- [What to work on]:
Collect each line of the entries that holds the string "name".

- [Listing]:
■ ■ ■ ■ ■
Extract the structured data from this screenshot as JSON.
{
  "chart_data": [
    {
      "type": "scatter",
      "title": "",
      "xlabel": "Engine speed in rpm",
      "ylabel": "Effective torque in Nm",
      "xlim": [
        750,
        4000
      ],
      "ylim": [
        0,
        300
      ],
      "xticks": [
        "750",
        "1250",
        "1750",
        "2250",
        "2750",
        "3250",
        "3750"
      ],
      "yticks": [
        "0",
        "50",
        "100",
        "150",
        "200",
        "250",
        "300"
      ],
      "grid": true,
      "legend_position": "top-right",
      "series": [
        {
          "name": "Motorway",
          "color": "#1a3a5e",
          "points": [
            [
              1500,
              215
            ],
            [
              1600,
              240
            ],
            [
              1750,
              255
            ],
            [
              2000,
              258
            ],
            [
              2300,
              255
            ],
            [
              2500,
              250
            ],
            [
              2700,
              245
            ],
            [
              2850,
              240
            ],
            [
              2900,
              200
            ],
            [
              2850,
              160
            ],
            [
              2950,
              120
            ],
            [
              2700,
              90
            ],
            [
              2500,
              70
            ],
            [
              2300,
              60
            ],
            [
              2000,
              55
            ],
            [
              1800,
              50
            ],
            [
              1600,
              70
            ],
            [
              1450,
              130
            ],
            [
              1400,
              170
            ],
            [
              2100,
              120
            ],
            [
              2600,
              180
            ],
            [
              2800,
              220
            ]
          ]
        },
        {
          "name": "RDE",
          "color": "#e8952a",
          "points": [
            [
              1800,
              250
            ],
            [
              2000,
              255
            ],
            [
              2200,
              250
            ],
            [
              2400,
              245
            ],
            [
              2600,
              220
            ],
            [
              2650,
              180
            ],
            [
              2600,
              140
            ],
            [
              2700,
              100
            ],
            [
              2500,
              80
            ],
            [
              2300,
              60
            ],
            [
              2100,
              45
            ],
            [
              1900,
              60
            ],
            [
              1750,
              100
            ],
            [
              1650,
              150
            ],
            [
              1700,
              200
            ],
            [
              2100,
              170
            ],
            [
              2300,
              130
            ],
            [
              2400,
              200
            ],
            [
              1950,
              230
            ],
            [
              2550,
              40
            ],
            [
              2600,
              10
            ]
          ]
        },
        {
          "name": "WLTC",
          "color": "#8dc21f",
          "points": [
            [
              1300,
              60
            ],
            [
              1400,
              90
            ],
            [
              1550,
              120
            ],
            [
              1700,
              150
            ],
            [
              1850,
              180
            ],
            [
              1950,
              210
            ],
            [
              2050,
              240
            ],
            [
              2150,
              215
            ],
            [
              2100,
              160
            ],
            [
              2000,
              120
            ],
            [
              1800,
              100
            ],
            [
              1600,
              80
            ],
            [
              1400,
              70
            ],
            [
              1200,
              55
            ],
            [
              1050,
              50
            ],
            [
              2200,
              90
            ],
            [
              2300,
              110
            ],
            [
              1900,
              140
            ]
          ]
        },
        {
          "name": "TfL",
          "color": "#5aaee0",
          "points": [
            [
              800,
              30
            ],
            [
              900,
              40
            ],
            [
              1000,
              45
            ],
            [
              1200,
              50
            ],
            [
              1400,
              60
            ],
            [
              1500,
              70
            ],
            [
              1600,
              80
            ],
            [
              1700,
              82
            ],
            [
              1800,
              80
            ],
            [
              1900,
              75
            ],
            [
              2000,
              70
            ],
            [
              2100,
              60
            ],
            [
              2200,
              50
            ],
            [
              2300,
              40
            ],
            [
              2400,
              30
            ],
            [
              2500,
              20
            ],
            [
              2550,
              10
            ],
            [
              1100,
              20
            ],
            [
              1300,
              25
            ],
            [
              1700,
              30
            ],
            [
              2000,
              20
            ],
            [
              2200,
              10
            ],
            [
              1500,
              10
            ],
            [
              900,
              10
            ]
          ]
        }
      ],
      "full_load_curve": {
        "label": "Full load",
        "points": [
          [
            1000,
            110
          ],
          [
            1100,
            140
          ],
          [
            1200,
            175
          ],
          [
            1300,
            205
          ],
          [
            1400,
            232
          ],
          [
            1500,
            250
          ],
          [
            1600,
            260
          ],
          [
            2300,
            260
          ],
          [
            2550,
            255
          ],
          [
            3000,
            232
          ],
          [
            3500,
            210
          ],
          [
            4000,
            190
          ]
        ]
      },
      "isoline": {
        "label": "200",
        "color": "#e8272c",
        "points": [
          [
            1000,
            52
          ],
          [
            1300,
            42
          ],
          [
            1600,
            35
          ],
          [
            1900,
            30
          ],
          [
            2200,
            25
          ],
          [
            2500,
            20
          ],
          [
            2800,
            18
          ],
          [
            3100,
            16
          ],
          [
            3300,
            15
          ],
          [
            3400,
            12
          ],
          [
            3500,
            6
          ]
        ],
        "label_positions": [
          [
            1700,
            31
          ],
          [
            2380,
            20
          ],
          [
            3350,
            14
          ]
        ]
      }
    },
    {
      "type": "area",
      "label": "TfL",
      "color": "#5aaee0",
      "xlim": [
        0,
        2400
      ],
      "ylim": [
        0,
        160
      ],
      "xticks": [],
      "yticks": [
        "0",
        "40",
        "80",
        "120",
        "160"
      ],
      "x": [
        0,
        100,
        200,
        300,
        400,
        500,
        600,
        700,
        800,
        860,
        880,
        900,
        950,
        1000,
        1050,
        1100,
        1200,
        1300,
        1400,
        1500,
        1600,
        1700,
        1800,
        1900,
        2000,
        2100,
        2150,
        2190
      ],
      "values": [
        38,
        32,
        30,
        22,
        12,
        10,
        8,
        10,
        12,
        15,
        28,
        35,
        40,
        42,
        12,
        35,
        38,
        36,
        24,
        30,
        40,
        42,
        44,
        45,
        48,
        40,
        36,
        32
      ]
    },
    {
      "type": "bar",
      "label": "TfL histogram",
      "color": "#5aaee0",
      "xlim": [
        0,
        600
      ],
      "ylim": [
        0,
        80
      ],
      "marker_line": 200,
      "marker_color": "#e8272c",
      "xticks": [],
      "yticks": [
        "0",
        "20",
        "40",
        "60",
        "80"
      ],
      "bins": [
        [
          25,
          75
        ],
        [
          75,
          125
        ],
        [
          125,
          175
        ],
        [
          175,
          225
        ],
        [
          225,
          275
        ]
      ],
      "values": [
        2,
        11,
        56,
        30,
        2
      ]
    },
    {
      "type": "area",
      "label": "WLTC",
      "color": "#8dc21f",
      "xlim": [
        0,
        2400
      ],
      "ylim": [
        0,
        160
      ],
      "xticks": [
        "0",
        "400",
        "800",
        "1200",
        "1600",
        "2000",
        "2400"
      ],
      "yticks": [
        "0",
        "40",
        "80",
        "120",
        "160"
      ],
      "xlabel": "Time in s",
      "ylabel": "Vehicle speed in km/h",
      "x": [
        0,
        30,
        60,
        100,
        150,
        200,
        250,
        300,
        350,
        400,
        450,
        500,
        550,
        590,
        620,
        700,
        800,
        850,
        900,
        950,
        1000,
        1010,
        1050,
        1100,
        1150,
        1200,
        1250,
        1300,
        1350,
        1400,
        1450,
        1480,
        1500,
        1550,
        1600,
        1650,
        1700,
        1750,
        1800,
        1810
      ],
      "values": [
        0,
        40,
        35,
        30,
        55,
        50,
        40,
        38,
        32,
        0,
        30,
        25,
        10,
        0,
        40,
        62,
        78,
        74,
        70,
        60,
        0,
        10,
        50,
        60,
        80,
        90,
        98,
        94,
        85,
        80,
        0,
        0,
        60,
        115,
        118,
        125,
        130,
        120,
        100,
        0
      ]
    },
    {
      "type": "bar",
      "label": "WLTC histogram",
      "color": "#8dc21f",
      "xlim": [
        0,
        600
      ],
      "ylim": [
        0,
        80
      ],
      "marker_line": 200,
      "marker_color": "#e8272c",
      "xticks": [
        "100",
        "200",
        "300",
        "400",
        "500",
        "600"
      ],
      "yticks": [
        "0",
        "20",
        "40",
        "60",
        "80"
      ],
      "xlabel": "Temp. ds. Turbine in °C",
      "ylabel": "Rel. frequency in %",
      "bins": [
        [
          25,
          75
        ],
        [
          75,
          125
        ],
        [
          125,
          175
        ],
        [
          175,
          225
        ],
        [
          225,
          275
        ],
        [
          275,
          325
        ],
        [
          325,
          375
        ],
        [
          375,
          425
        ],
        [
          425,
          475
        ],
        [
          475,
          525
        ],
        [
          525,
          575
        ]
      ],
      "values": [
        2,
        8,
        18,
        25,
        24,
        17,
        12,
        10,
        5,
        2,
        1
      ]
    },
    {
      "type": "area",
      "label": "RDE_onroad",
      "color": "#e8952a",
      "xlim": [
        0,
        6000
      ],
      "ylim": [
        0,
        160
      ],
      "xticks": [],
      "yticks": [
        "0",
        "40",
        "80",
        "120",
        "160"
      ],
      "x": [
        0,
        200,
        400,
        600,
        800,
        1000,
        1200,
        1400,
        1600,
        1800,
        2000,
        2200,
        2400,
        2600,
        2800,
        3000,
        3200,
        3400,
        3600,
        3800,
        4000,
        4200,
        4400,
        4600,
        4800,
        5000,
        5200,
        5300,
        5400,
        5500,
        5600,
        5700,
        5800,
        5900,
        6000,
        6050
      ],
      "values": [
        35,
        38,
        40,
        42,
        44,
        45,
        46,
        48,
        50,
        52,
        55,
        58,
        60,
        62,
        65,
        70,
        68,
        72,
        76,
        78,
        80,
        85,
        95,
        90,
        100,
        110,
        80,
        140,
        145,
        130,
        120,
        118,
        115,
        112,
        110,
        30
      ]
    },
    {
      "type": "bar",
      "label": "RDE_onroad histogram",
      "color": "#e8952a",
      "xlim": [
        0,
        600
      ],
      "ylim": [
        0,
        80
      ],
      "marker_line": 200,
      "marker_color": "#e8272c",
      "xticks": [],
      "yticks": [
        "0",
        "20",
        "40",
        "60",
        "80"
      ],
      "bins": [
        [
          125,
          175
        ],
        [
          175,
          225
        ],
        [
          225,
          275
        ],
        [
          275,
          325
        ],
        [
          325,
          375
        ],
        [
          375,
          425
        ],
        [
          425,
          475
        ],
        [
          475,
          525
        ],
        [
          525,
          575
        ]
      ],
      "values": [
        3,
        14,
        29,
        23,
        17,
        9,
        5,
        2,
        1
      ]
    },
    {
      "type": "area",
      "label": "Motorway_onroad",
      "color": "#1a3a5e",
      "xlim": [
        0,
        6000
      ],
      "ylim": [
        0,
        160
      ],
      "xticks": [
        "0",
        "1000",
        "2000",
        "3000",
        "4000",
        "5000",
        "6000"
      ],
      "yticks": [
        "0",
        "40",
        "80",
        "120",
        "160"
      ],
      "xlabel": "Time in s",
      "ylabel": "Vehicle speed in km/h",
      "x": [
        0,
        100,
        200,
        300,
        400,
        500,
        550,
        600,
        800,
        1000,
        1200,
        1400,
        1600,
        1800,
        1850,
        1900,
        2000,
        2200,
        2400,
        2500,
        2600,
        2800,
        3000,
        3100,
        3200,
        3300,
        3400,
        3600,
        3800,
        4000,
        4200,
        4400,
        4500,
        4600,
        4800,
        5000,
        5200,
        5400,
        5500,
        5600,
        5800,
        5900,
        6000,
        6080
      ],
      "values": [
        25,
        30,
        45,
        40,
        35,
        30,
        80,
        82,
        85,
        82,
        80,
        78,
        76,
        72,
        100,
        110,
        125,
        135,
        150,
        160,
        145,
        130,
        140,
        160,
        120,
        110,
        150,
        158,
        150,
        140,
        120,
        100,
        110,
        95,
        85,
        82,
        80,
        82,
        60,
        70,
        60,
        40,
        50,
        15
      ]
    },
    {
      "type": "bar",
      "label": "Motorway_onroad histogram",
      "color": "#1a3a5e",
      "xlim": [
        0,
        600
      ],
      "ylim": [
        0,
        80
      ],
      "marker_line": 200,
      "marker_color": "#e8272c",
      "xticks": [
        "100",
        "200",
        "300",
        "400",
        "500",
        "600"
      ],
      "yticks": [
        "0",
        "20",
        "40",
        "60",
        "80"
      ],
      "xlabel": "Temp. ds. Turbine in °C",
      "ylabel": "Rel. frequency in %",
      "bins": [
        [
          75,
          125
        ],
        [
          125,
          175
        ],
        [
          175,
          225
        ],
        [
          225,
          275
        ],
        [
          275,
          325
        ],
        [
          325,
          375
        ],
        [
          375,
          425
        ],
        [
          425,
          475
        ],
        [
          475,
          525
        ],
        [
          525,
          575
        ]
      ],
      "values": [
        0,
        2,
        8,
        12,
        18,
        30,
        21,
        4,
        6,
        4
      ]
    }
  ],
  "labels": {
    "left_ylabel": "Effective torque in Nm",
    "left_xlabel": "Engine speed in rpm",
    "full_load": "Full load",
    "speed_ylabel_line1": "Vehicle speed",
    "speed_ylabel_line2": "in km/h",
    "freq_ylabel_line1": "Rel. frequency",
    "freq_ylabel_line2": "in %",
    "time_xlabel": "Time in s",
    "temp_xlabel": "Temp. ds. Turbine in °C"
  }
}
■ ■ ■ ■ ■
- [Exercise answer]:
          "name": "Motorway",
          "name": "RDE",
          "name": "WLTC",
          "name": "TfL",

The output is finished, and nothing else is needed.